• _Task goal_: Print every entry exactly as written.

• _Records to use_:
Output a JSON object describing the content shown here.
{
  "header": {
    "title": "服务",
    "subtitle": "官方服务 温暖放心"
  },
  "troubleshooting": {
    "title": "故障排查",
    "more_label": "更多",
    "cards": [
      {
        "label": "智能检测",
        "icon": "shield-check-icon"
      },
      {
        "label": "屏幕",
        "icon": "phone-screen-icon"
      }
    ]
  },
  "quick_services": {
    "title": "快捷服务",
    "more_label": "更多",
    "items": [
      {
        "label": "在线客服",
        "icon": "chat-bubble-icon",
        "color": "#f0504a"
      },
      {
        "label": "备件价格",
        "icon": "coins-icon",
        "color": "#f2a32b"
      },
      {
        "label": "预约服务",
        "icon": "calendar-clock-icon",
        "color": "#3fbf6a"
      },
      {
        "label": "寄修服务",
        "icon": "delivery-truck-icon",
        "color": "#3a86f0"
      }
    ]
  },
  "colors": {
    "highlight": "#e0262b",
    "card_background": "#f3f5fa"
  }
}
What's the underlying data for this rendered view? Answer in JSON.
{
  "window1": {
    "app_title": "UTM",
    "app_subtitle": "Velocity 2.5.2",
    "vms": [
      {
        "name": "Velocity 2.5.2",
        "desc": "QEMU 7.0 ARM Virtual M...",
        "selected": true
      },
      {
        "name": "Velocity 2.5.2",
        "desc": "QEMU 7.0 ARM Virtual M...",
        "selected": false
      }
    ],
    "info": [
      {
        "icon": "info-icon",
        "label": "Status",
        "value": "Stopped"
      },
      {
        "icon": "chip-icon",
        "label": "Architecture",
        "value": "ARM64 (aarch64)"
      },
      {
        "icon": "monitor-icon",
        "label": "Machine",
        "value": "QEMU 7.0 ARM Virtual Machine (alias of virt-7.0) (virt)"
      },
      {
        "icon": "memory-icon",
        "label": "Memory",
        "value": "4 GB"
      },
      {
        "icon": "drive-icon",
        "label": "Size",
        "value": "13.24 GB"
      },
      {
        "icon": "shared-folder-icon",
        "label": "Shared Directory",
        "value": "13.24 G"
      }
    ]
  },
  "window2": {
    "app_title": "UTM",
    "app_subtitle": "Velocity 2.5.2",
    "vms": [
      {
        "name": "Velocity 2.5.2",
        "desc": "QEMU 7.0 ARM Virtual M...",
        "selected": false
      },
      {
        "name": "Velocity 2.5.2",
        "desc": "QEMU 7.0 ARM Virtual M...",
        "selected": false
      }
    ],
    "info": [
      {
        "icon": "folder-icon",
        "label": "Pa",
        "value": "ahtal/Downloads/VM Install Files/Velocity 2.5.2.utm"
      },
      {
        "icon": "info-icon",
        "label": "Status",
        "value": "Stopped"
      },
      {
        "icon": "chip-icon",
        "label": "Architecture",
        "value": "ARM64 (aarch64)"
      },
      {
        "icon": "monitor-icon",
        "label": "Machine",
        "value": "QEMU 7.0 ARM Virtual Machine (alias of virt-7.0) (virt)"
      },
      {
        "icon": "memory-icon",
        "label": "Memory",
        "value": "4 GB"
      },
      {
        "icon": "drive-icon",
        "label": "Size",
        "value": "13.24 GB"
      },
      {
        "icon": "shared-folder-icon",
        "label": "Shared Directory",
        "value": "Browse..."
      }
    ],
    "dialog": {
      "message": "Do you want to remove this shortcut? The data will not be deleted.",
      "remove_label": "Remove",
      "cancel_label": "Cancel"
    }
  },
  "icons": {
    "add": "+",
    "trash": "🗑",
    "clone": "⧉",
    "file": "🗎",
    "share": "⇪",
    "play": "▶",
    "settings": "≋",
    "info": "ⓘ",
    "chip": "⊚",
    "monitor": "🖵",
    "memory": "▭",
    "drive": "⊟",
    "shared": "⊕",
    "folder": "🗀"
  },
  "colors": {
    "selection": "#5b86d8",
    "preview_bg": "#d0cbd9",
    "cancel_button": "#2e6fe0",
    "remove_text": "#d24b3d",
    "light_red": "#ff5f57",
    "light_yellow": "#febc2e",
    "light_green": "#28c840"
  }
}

• _Complete answer_:
Output a JSON object describing the content shown here.
{
  "header": {
    "title": "服务",
    "subtitle": "官方服务 温暖放心"
  },
  "troubleshooting": {
    "title": "故障排查",
    "more_label": "更多",
    "cards": [
      {
        "label": "智能检测",
        "icon": "shield-check-icon"
      },
      {
        "label": "屏幕",
        "icon": "phone-screen-icon"
      }
    ]
  },
  "quick_services": {
    "title": "快捷服务",
    "more_label": "更多",
    "items": [
      {
        "label": "在线客服",
        "icon": "chat-bubble-icon",
        "color": "#f0504a"
      },
      {
        "label": "备件价格",
        "icon": "coins-icon",
        "color": "#f2a32b"
      },
      {
        "label": "预约服务",
        "icon": "calendar-clock-icon",
        "color": "#3fbf6a"
      },
      {
        "label": "寄修服务",
        "icon": "delivery-truck-icon",
        "color": "#3a86f0"
      }
    ]
  },
  "colors": {
    "highlight": "#e0262b",
    "card_background": "#f3f5fa"
  }
}
What's the underlying data for this rendered view? Answer in JSON.
{
  "window1": {
    "app_title": "UTM",
    "app_subtitle": "Velocity 2.5.2",
    "vms": [
      {
        "name": "Velocity 2.5.2",
        "desc": "QEMU 7.0 ARM Virtual M...",
        "selected": true
      },
      {
        "name": "Velocity 2.5.2",
        "desc": "QEMU 7.0 ARM Virtual M...",
        "selected": false
      }
    ],
    "info": [
      {
        "icon": "info-icon",
        "label": "Status",
        "value": "Stopped"
      },
      {
        "icon": "chip-icon",
        "label": "Architecture",
        "value": "ARM64 (aarch64)"
      },
      {
        "icon": "monitor-icon",
        "label": "Machine",
        "value": "QEMU 7.0 ARM Virtual Machine (alias of virt-7.0) (virt)"
      },
      {
        "icon": "memory-icon",
        "label": "Memory",
        "value": "4 GB"
      },
      {
        "icon": "drive-icon",
        "label": "Size",
        "value": "13.24 GB"
      },
      {
        "icon": "shared-folder-icon",
        "label": "Shared Directory",
        "value": "13.24 G"
      }
    ]
  },
  "window2": {
    "app_title": "UTM",
    "app_subtitle": "Velocity 2.5.2",
    "vms": [
      {
        "name": "Velocity 2.5.2",
        "desc": "QEMU 7.0 ARM Virtual M...",
        "selected": false
      },
      {
        "name": "Velocity 2.5.2",
        "desc": "QEMU 7.0 ARM Virtual M...",
        "selected": false
      }
    ],
    "info": [
      {
        "icon": "folder-icon",
        "label": "Pa",
        "value": "ahtal/Downloads/VM Install Files/Velocity 2.5.2.utm"
      },
      {
        "icon": "info-icon",
        "label": "Status",
        "value": "Stopped"
      },
      {
        "icon": "chip-icon",
        "label": "Architecture",
        "value": "ARM64 (aarch64)"
      },
      {
        "icon": "monitor-icon",
        "label": "Machine",
        "value": "QEMU 7.0 ARM Virtual Machine (alias of virt-7.0) (virt)"
      },
      {
        "icon": "memory-icon",
        "label": "Memory",
        "value": "4 GB"
      },
      {
        "icon": "drive-icon",
        "label": "Size",
        "value": "13.24 GB"
      },
      {
        "icon": "shared-folder-icon",
        "label": "Shared Directory",
        "value": "Browse..."
      }
    ],
    "dialog": {
      "message": "Do you want to remove this shortcut? The data will not be deleted.",
      "remove_label": "Remove",
      "cancel_label": "Cancel"
    }
  },
  "icons": {
    "add": "+",
    "trash": "🗑",
    "clone": "⧉",
    "file": "🗎",
    "share": "⇪",
    "play": "▶",
    "settings": "≋",
    "info": "ⓘ",
    "chip": "⊚",
    "monitor": "🖵",
    "memory": "▭",
    "drive": "⊟",
    "shared": "⊕",
    "folder": "🗀"
  },
  "colors": {
    "selection": "#5b86d8",
    "preview_bg": "#d0cbd9",
    "cancel_button": "#2e6fe0",
    "remove_text": "#d24b3d",
    "light_red": "#ff5f57",
    "light_yellow": "#febc2e",
    "light_green": "#28c840"
  }
}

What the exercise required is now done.